PASSAGE TO READ →
# # # # #
By Gil Tisnado
I could tell you I was born on a dark and stormy Halloween night; however, being born in San Diego that would be a lie. My mom with her Jeanne Crain/Gene Tierney brunette movie star looks was hoping for a boy, especially after giving birth to two girls. My dad, who looked like a Mexican John Garfield, was just excited and nervous with the prospect of being a first time father.
After a successful delivery, I was cleaned and ready for inspection. The doctor and nurses, although startled by what they saw, put on their best stoic medical profession faces. I was brought to my mom’s side. She was thrilled and elated that her dream of having a boy came true. She slowly removed the baby blankets to view her boy wonder and then began to scream, “Nurse! Nurse! What’s wrong with him.”
The nurse knowing full well what was wrong said, “Calm down, Mrs. Tisnado. What is it?”
My mom pointed to me and stuttered, “The, the…hair, the…hair!”
Fantasy just met reality or should I say fantasy just met the ugly reality of what I looked like. Apparently, I had so much excessive black hair everywhere, on my back, chest, and bottom. One of nurses in the corner of the room whispered, “Gorilla Baby!” While one of the other nurses muttered, “More like Son of Kong.” The doctor was summoned to calm my hysterical mother.
“Doctor, Doctor, will the hair ever go away” my mom cried out. I’m sure she was wondering how much electrolysis treatments would be for a baby, and how soon treatments could begin.
The doctor reassured my mom. “Don’t worry Mrs. Tisnado. The hair will eventually fall away. He’s just extraordinarily hairy.” I was then quickly covered up. My parents embraced and comforted each other, deciding they would love me regardless of my hairy condition.
It was time for me to go home and meet my golden blonde sisters; Marie age five and Ginger age four. They were so excited to see their new baby brother until they discovered I resembled Cheetah from the Tarzan movies. Ginger immediately ran to her bedroom crying. Outspoken, precocious little Marie pleaded, “Mommy, can’t you take him back to the hospital and trade him for another baby.” No, my mom told her. I was there to stay. This handsome family with movie star looks would just have to adjust to the hairy creature that was thrust upon them on Halloween 1949.
To this day my sister says, “You know from the very beginning there was something very odd about you.” Hey, it could have been worse. At least the folks didn’t bring home “Rosemary’s Baby.”
# # # # #
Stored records

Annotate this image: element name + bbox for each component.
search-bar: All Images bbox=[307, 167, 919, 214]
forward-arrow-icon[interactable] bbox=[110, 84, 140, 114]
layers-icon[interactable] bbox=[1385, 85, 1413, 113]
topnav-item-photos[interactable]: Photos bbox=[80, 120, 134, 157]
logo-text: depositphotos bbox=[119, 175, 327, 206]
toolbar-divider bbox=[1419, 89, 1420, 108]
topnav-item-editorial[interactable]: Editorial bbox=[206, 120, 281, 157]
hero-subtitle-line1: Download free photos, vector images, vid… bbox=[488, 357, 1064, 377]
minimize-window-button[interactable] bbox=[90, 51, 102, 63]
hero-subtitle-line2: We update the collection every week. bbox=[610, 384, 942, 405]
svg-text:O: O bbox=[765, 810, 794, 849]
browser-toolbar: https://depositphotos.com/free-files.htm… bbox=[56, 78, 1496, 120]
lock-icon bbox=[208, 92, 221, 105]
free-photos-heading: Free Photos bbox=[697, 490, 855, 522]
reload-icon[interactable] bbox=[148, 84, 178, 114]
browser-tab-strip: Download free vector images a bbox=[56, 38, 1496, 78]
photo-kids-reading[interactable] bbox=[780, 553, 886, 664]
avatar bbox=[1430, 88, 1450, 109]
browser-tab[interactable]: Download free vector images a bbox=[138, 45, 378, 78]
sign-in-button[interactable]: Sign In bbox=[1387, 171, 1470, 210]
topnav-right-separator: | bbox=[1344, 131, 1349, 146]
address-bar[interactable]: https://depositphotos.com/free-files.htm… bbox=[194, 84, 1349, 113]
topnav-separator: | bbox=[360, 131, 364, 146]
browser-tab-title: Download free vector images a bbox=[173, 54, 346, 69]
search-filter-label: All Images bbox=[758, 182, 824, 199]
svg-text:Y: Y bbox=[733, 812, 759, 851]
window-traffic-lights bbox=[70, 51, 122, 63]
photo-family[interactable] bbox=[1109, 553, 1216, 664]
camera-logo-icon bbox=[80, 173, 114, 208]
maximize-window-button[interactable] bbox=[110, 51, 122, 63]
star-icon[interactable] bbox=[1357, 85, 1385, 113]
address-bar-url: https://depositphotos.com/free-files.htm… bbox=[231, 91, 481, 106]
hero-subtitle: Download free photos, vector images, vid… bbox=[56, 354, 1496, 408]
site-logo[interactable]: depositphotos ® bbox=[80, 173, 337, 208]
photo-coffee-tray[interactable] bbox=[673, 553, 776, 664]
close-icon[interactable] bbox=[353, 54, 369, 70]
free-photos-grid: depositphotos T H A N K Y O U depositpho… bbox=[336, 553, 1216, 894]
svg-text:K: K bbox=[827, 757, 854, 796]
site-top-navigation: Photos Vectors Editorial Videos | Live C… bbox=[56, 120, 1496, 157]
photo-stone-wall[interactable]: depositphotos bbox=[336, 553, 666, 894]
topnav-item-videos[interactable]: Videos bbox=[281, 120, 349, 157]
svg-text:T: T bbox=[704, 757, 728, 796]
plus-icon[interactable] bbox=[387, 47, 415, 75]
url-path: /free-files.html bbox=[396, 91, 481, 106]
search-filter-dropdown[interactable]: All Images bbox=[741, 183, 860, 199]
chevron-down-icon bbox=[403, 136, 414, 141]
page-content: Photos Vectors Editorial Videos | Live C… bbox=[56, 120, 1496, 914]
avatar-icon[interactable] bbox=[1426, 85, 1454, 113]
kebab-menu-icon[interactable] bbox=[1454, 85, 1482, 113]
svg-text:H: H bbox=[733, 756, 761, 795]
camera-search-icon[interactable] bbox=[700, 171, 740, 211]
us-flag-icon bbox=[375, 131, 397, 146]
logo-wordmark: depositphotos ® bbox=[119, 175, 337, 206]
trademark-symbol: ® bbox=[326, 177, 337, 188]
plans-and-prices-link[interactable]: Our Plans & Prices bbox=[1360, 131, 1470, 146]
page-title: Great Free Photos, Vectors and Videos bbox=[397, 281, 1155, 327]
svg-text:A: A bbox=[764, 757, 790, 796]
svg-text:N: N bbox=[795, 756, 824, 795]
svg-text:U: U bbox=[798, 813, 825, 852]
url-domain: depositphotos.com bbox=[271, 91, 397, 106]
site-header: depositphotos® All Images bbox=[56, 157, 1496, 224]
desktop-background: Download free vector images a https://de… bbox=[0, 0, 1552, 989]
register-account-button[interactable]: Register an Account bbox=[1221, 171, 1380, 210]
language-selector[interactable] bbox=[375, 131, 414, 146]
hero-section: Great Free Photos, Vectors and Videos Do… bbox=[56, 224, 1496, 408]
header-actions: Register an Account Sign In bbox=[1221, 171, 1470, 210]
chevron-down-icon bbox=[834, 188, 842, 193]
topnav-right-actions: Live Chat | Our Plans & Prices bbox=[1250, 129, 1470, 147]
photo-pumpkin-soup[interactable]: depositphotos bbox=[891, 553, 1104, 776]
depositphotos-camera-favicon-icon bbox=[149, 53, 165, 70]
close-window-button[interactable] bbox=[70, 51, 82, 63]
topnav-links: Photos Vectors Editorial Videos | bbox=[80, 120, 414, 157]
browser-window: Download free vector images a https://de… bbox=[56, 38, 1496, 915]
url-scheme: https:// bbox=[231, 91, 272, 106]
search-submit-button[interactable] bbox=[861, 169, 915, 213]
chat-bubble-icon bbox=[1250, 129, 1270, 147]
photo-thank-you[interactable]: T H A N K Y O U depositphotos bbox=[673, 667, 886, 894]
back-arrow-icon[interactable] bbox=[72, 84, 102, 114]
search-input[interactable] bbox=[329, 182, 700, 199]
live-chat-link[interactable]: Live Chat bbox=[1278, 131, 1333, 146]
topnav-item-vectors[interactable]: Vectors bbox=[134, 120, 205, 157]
# # # # #
EXERCISE A →
Answer these questions about the birth story:
(i) In what city was the narrator born?
(ii) How old was Ginger when the new baby came home?
(iii) In what year was the narrator born?
EXERCISE B → List every film actor the birth story names when describing the narrator's parents.

EXERCISE ANSWER A →
(i) San Diego
(ii) Four
(iii) 1949

EXERCISE ANSWER B →
Jeanne Crain
Gene Tierney
John Garfield